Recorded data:
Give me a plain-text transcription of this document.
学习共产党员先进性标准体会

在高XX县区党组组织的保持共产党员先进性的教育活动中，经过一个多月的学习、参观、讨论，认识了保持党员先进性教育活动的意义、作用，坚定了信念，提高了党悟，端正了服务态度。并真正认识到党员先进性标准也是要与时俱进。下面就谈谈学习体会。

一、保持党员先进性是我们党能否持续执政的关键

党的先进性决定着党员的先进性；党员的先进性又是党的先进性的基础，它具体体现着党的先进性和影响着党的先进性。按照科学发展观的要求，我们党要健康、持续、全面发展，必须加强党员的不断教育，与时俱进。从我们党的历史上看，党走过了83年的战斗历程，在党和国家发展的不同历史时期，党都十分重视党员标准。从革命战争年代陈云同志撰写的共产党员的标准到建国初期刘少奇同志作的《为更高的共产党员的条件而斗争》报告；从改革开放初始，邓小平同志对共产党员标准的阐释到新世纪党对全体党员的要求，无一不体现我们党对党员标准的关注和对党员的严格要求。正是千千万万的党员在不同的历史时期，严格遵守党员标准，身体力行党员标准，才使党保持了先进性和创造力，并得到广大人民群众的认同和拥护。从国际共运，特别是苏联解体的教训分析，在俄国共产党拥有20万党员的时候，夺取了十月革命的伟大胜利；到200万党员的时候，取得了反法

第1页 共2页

Goal :: Retype the material in full, character for character.

Answer for this exercise ::
Give me a plain-text transcription of this document.
学习共产党员先进性标准体会

在高XX县区党组组织的保持共产党员先进性的教育活动中，经过一个多月的学习、参观、讨论，认识了保持党员先进性教育活动的意义、作用，坚定了信念，提高了党悟，端正了服务态度。并真正认识到党员先进性标准也是要与时俱进。下面就谈谈学习体会。

一、保持党员先进性是我们党能否持续执政的关键

党的先进性决定着党员的先进性；党员的先进性又是党的先进性的基础，它具体体现着党的先进性和影响着党的先进性。按照科学发展观的要求，我们党要健康、持续、全面发展，必须加强党员的不断教育，与时俱进。从我们党的历史上看，党走过了83年的战斗历程，在党和国家发展的不同历史时期，党都十分重视党员标准。从革命战争年代陈云同志撰写的共产党员的标准到建国初期刘少奇同志作的《为更高的共产党员的条件而斗争》报告；从改革开放初始，邓小平同志对共产党员标准的阐释到新世纪党对全体党员的要求，无一不体现我们党对党员标准的关注和对党员的严格要求。正是千千万万的党员在不同的历史时期，严格遵守党员标准，身体力行党员标准，才使党保持了先进性和创造力，并得到广大人民群众的认同和拥护。从国际共运，特别是苏联解体的教训分析，在俄国共产党拥有20万党员的时候，夺取了十月革命的伟大胜利；到200万党员的时候，取得了反法

第1页 共2页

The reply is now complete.